[What the exercise asks]: Copy out, exactly as written, only the line containing "Parse this screenshot: output" and the lines after it through the end of the records.

[Data listing]:
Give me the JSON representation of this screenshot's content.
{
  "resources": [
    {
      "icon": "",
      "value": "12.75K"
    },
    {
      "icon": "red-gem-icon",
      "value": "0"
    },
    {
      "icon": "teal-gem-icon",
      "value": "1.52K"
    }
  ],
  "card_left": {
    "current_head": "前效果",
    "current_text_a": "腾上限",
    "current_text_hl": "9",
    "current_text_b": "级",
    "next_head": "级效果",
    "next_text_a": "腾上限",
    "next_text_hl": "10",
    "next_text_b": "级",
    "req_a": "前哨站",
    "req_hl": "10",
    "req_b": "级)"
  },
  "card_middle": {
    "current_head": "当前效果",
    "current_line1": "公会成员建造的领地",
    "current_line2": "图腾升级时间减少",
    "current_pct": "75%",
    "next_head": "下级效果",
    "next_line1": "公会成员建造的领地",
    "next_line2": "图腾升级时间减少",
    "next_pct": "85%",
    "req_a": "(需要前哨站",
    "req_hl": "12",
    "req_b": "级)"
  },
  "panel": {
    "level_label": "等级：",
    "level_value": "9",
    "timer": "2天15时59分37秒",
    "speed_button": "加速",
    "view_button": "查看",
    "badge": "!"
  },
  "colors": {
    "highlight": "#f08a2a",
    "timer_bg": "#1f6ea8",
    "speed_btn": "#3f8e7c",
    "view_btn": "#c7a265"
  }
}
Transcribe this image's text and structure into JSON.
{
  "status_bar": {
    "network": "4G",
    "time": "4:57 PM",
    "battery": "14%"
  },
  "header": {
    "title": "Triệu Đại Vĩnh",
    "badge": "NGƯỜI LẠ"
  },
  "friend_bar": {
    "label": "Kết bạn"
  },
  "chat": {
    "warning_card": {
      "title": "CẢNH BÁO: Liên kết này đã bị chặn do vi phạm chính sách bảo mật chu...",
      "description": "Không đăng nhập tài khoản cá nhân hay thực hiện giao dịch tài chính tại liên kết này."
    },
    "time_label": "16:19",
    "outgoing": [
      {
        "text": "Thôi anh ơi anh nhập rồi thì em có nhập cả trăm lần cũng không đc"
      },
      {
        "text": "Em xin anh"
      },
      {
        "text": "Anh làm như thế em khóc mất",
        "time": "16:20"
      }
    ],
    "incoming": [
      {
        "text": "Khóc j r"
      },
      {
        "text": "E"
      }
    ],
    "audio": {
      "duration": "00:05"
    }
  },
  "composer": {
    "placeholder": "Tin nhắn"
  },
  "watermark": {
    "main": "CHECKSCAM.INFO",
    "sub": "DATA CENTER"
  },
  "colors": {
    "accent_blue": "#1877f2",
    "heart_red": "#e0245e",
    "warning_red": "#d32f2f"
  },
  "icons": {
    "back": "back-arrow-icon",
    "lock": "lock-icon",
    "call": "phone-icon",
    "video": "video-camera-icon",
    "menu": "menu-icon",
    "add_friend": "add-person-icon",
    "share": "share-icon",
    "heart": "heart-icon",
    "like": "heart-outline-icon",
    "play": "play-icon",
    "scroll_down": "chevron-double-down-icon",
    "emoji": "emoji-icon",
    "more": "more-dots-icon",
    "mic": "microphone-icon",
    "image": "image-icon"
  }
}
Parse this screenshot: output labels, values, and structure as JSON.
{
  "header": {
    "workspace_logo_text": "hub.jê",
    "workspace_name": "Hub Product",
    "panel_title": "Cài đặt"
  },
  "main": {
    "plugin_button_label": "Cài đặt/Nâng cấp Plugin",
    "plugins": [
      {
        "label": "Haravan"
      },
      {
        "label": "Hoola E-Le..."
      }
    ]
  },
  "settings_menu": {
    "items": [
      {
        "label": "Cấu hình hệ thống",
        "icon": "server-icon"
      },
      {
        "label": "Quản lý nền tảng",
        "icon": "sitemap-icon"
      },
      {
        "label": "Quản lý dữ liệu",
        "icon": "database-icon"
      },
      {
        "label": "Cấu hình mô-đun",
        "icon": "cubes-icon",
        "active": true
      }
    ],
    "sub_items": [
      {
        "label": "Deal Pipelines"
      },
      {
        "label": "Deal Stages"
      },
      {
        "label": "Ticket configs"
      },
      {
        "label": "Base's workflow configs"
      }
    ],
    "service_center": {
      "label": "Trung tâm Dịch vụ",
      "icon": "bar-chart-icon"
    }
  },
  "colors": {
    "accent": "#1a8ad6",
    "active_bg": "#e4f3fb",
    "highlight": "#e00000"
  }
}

[Problem solution]:
Parse this screenshot: output labels, values, and structure as JSON.
{
  "header": {
    "workspace_logo_text": "hub.jê",
    "workspace_name": "Hub Product",
    "panel_title": "Cài đặt"
  },
  "main": {
    "plugin_button_label": "Cài đặt/Nâng cấp Plugin",
    "plugins": [
      {
        "label": "Haravan"
      },
      {
        "label": "Hoola E-Le..."
      }
    ]
  },
  "settings_menu": {
    "items": [
      {
        "label": "Cấu hình hệ thống",
        "icon": "server-icon"
      },
      {
        "label": "Quản lý nền tảng",
        "icon": "sitemap-icon"
      },
      {
        "label": "Quản lý dữ liệu",
        "icon": "database-icon"
      },
      {
        "label": "Cấu hình mô-đun",
        "icon": "cubes-icon",
        "active": true
      }
    ],
    "sub_items": [
      {
        "label": "Deal Pipelines"
      },
      {
        "label": "Deal Stages"
      },
      {
        "label": "Ticket configs"
      },
      {
        "label": "Base's workflow configs"
      }
    ],
    "service_center": {
      "label": "Trung tâm Dịch vụ",
      "icon": "bar-chart-icon"
    }
  },
  "colors": {
    "accent": "#1a8ad6",
    "active_bg": "#e4f3fb",
    "highlight": "#e00000"
  }
}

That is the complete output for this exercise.